Dateneinträge:
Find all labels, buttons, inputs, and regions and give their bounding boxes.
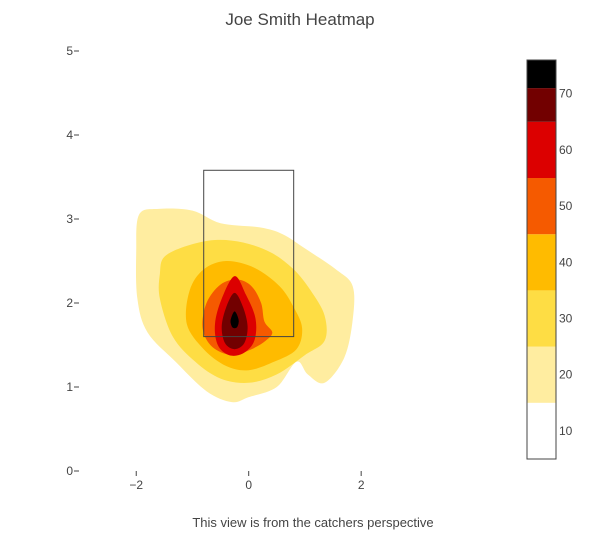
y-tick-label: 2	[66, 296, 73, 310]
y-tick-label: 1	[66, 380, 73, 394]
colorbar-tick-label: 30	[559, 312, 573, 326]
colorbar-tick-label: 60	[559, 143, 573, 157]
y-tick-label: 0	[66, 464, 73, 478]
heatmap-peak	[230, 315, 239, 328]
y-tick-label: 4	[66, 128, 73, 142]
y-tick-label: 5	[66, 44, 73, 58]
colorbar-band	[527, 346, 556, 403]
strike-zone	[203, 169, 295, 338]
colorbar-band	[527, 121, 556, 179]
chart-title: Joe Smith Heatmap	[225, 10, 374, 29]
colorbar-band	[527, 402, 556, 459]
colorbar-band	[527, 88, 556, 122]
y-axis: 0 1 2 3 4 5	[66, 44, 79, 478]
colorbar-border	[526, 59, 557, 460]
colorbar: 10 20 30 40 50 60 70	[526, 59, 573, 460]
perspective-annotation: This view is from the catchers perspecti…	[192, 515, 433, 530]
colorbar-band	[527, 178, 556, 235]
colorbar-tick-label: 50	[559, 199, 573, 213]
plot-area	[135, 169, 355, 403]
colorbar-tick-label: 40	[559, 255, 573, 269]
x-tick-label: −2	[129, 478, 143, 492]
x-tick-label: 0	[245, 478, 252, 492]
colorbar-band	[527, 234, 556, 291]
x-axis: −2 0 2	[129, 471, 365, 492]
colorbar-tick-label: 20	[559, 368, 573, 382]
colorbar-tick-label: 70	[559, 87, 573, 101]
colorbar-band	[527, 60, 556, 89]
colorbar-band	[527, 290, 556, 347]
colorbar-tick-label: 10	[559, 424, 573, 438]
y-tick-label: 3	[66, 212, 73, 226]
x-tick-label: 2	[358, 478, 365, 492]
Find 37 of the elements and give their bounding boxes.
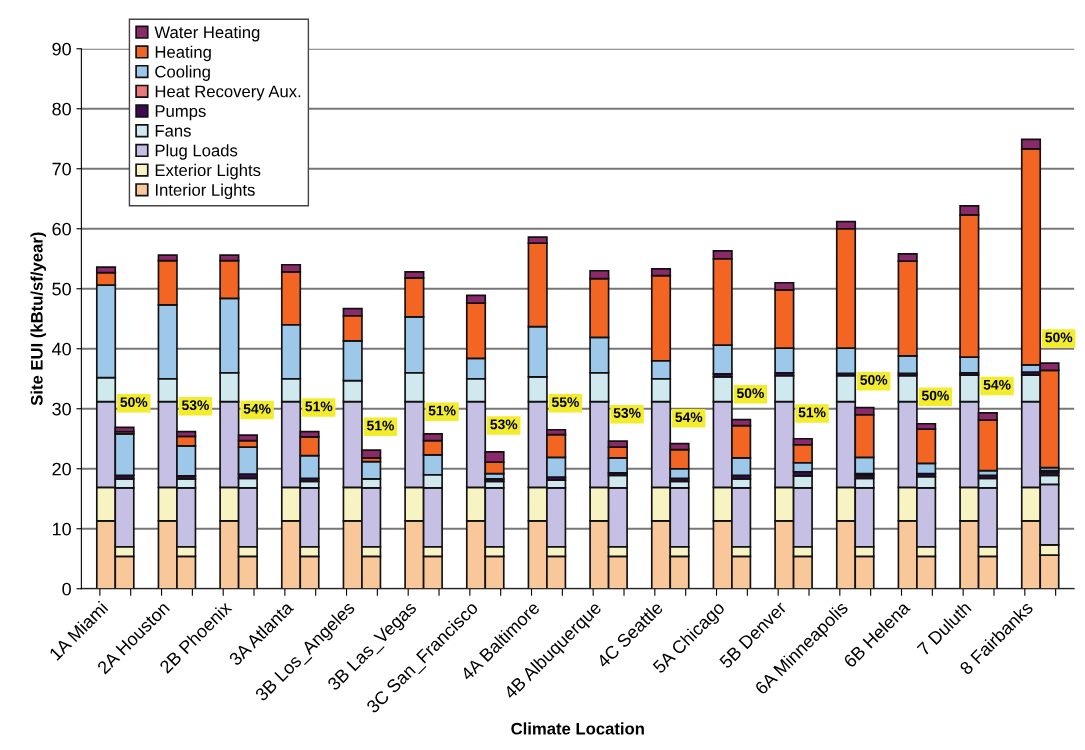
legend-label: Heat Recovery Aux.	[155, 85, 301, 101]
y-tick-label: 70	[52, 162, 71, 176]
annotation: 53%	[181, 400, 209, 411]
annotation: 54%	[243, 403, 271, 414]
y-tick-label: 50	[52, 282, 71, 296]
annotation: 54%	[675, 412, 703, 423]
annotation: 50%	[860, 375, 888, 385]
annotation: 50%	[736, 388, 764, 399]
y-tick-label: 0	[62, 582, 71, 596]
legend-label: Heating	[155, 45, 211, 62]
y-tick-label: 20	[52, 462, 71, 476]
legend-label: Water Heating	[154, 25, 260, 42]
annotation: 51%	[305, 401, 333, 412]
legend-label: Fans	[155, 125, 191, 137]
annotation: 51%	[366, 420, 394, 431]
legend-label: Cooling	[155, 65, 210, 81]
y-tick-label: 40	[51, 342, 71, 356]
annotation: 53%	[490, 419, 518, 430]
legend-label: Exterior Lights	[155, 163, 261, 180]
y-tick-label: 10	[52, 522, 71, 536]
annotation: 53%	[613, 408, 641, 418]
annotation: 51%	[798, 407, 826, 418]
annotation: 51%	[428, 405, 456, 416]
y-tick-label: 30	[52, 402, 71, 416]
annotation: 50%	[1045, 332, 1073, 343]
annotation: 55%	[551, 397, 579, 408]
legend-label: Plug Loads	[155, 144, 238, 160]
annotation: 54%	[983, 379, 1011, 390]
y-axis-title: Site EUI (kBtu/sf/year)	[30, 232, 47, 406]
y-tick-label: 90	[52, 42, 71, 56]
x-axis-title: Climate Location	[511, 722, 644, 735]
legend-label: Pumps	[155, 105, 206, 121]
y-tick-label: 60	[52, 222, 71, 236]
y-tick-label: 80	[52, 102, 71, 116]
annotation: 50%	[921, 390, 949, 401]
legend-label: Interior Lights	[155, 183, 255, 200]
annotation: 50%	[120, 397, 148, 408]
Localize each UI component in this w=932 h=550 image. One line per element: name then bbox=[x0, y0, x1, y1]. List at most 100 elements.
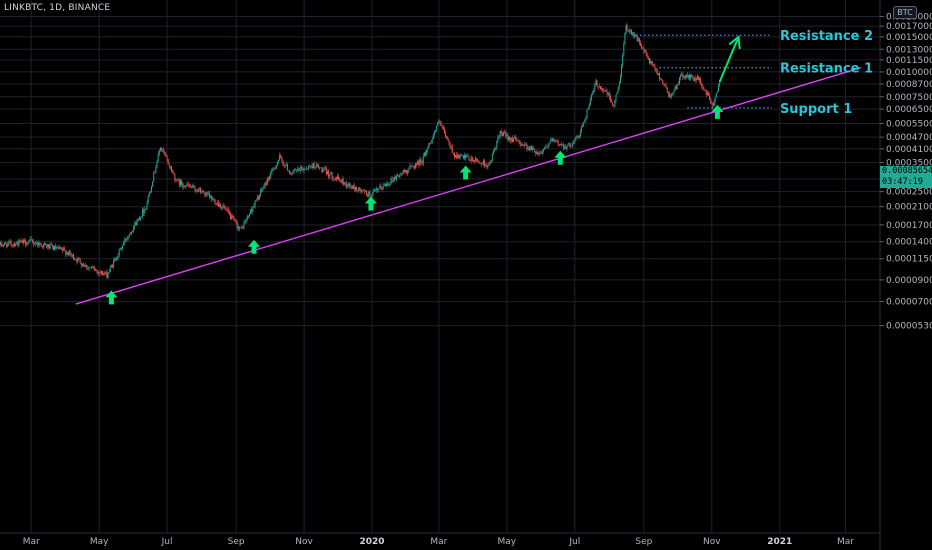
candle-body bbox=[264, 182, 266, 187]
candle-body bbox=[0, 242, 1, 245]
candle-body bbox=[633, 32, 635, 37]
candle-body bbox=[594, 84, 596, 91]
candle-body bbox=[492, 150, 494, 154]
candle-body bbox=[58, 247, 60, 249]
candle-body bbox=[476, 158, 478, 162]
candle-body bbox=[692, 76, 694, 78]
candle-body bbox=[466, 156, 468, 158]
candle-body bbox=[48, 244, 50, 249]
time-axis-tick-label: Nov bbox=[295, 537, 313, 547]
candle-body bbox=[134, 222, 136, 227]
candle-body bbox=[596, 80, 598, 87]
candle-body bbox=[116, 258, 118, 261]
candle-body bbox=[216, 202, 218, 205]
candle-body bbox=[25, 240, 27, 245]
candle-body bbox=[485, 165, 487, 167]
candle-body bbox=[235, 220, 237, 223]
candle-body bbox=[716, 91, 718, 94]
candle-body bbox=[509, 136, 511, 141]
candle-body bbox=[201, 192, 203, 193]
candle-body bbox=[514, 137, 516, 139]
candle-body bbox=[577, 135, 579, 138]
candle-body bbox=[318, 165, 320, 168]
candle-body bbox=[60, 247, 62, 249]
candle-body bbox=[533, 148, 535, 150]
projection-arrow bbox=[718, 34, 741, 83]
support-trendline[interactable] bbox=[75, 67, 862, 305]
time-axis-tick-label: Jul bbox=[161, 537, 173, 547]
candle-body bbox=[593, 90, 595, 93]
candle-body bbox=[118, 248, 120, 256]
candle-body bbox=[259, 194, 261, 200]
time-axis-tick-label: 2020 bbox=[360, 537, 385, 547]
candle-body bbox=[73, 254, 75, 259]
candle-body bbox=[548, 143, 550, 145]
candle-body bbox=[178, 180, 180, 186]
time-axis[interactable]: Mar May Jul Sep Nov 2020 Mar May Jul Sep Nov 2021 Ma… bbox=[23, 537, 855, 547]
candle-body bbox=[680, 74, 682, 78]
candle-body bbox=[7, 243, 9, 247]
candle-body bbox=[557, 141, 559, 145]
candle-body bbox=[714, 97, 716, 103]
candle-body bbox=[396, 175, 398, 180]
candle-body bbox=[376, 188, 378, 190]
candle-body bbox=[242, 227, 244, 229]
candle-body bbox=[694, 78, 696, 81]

• _Gestellte Aufgabe_: Gib die Zeilen ab der Zeile mit „296, 73, 310]“ bis einschließlich der Zeile mit „478, 365, 492]“ als Markdown-Tabelle aus, mit fortlaufender Nummer in der Spalte „Nr“ und der jeweiligen Zeile in der Spalte „Zeile“. Leerzeilen bleiben weg.

• _Ergebnis_:
| Nr | Zeile |
|---|---|
| 1 | y-tick-label: 2	[66, 296, 73, 310] |
| 2 | y-tick-label: 1	[66, 380, 73, 394] |
| 3 | colorbar-tick-label: 30	[559, 312, 573, 326] |
| 4 | colorbar-tick-label: 60	[559, 143, 573, 157] |
| 5 | y-tick-label: 0	[66, 464, 73, 478] |
| 6 | heatmap-peak	[230, 315, 239, 328] |
| 7 | y-tick-label: 4	[66, 128, 73, 142] |
| 8 | y-tick-label: 5	[66, 44, 73, 58] |
| 9 | colorbar-band	[527, 346, 556, 403] |
| 10 | strike-zone	[203, 169, 295, 338] |
| 11 | colorbar-band	[527, 121, 556, 179] |
| 12 | chart-title: Joe Smith Heatmap	[225, 10, 374, 29] |
| 13 | colorbar-band	[527, 402, 556, 459] |
| 14 | colorbar-band	[527, 88, 556, 122] |
| 15 | y-axis: 0 1 2 3 4 5	[66, 44, 79, 478] |
| 16 | colorbar-border	[526, 59, 557, 460] |
| 17 | colorbar: 10 20 30 40 50 60 70	[526, 59, 573, 460] |
| 18 | perspective-annotation: This view is from the catchers perspecti…	[192, 515, 433, 530] |
| 19 | colorbar-band	[527, 178, 556, 235] |
| 20 | colorbar-tick-label: 50	[559, 199, 573, 213] |
| 21 | plot-area	[135, 169, 355, 403] |
| 22 | colorbar-tick-label: 40	[559, 255, 573, 269] |
| 23 | x-tick-label: −2	[129, 478, 143, 492] |
| 24 | x-tick-label: 0	[245, 478, 252, 492] |
| 25 | colorbar-band	[527, 234, 556, 291] |
| 26 | x-axis: −2 0 2	[129, 471, 365, 492] |
| 27 | colorbar-tick-label: 20	[559, 368, 573, 382] |
| 28 | colorbar-tick-label: 70	[559, 87, 573, 101] |
| 29 | colorbar-band	[527, 60, 556, 89] |
| 30 | colorbar-band	[527, 290, 556, 347] |
| 31 | colorbar-tick-label: 10	[559, 424, 573, 438] |
| 32 | y-tick-label: 3	[66, 212, 73, 226] |
| 33 | x-tick-label: 2	[358, 478, 365, 492] |